(Stated problem) Scan the entries below and extract each line with the word "title" in it.

(Extracted entries)
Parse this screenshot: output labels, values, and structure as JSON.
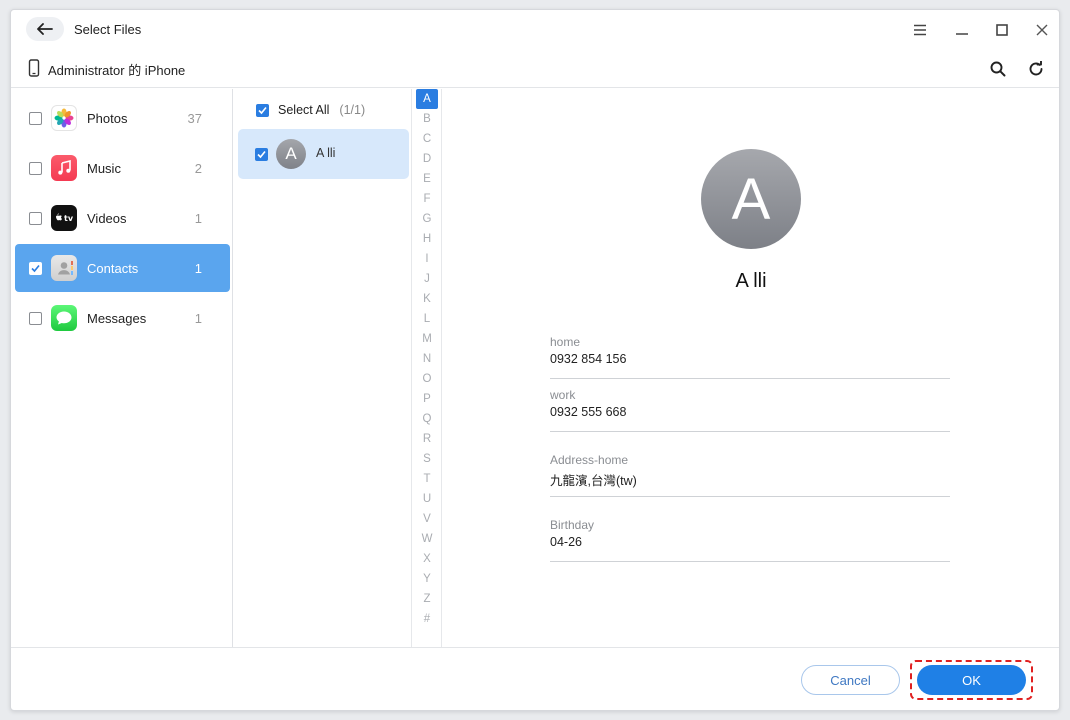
{
  "window": {
    "title": "Select Files"
  },
  "device": {
    "name": "Administrator 的 iPhone"
  },
  "categories": [
    {
      "label": "Photos",
      "count": "37",
      "icon": "photos-icon"
    },
    {
      "label": "Music",
      "count": "2",
      "icon": "music-icon"
    },
    {
      "label": "Videos",
      "count": "1",
      "icon": "appletv-icon"
    },
    {
      "label": "Contacts",
      "count": "1",
      "icon": "contacts-icon"
    },
    {
      "label": "Messages",
      "count": "1",
      "icon": "messages-icon"
    }
  ],
  "selected_category": "Contacts",
  "list": {
    "select_all_label": "Select All",
    "select_all_count": "(1/1)",
    "contacts": [
      {
        "initial": "A",
        "name": "A lli"
      }
    ]
  },
  "alphabet": [
    "A",
    "B",
    "C",
    "D",
    "E",
    "F",
    "G",
    "H",
    "I",
    "J",
    "K",
    "L",
    "M",
    "N",
    "O",
    "P",
    "Q",
    "R",
    "S",
    "T",
    "U",
    "V",
    "W",
    "X",
    "Y",
    "Z",
    "#"
  ],
  "active_letter": "A",
  "detail": {
    "initial": "A",
    "name": "A lli",
    "fields": [
      {
        "label": "home",
        "value": "0932 854 156"
      },
      {
        "label": "work",
        "value": "0932 555 668"
      },
      {
        "label": "Address-home",
        "value": "九龍濱,台灣(tw)"
      },
      {
        "label": "Birthday",
        "value": "04-26"
      }
    ]
  },
  "footer": {
    "cancel_label": "Cancel",
    "ok_label": "OK"
  },
  "colors": {
    "accent": "#2a7de1",
    "selected_row": "#d7e8fb",
    "sidebar_active": "#5aa5ee",
    "highlight_border": "#e02020"
  }
}
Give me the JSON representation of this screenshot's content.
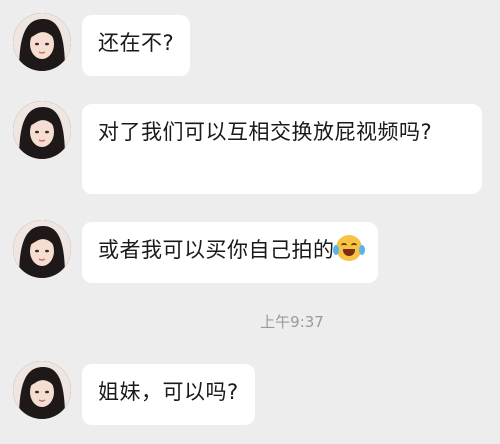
{
  "messages": [
    {
      "text": "还在不?",
      "emoji": ""
    },
    {
      "text": "对了我们可以互相交换放屁视频吗?",
      "emoji": ""
    },
    {
      "text": "或者我可以买你自己拍的",
      "emoji": "face-with-tears-of-joy-icon"
    },
    {
      "text": "姐妹，可以吗?",
      "emoji": ""
    }
  ],
  "timestamp": "上午9:37",
  "colors": {
    "background": "#ededed",
    "bubble": "#ffffff",
    "text": "#1a1a1a",
    "time": "#9a9a9a"
  }
}
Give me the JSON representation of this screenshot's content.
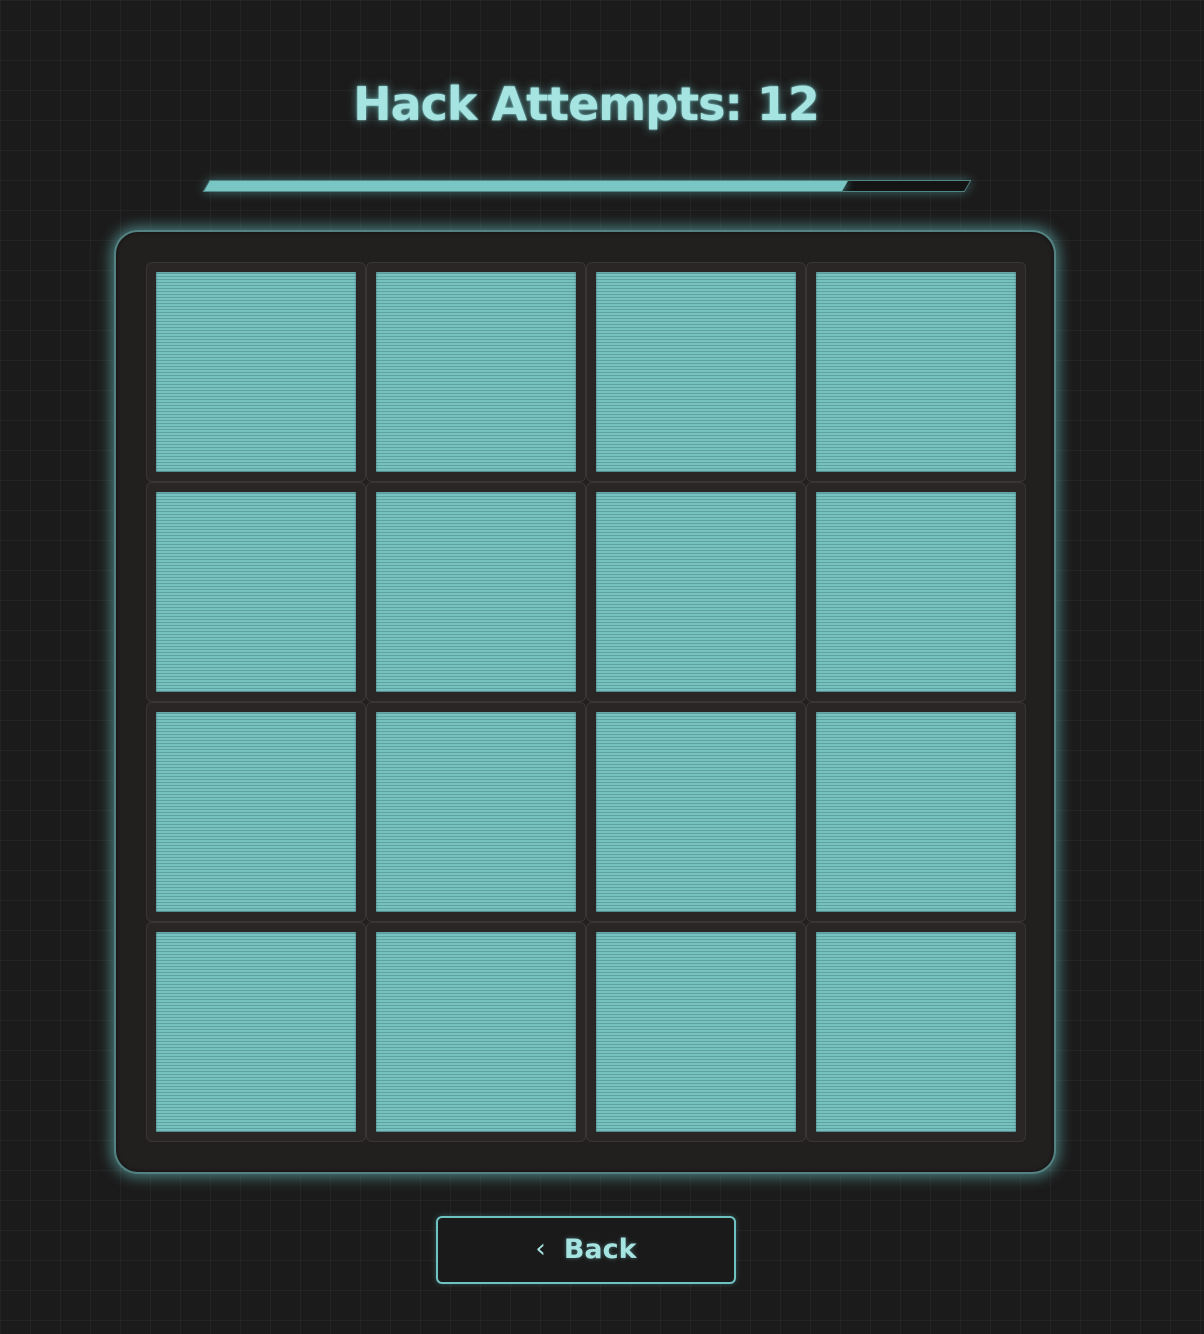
{
  "header": {
    "title": "Hack Attempts: 12"
  },
  "progress": {
    "fraction": 0.84
  },
  "board": {
    "rows": 4,
    "columns": 4,
    "tile_color": "#76c2c1",
    "accent_color": "#a6e4e2"
  },
  "footer": {
    "back_icon": "‹",
    "back_icon_name": "chevron-left-icon",
    "back_label": "Back"
  }
}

(Expected answer)
    "title": "Select Files"
    "title": "Hack Attempts: 12"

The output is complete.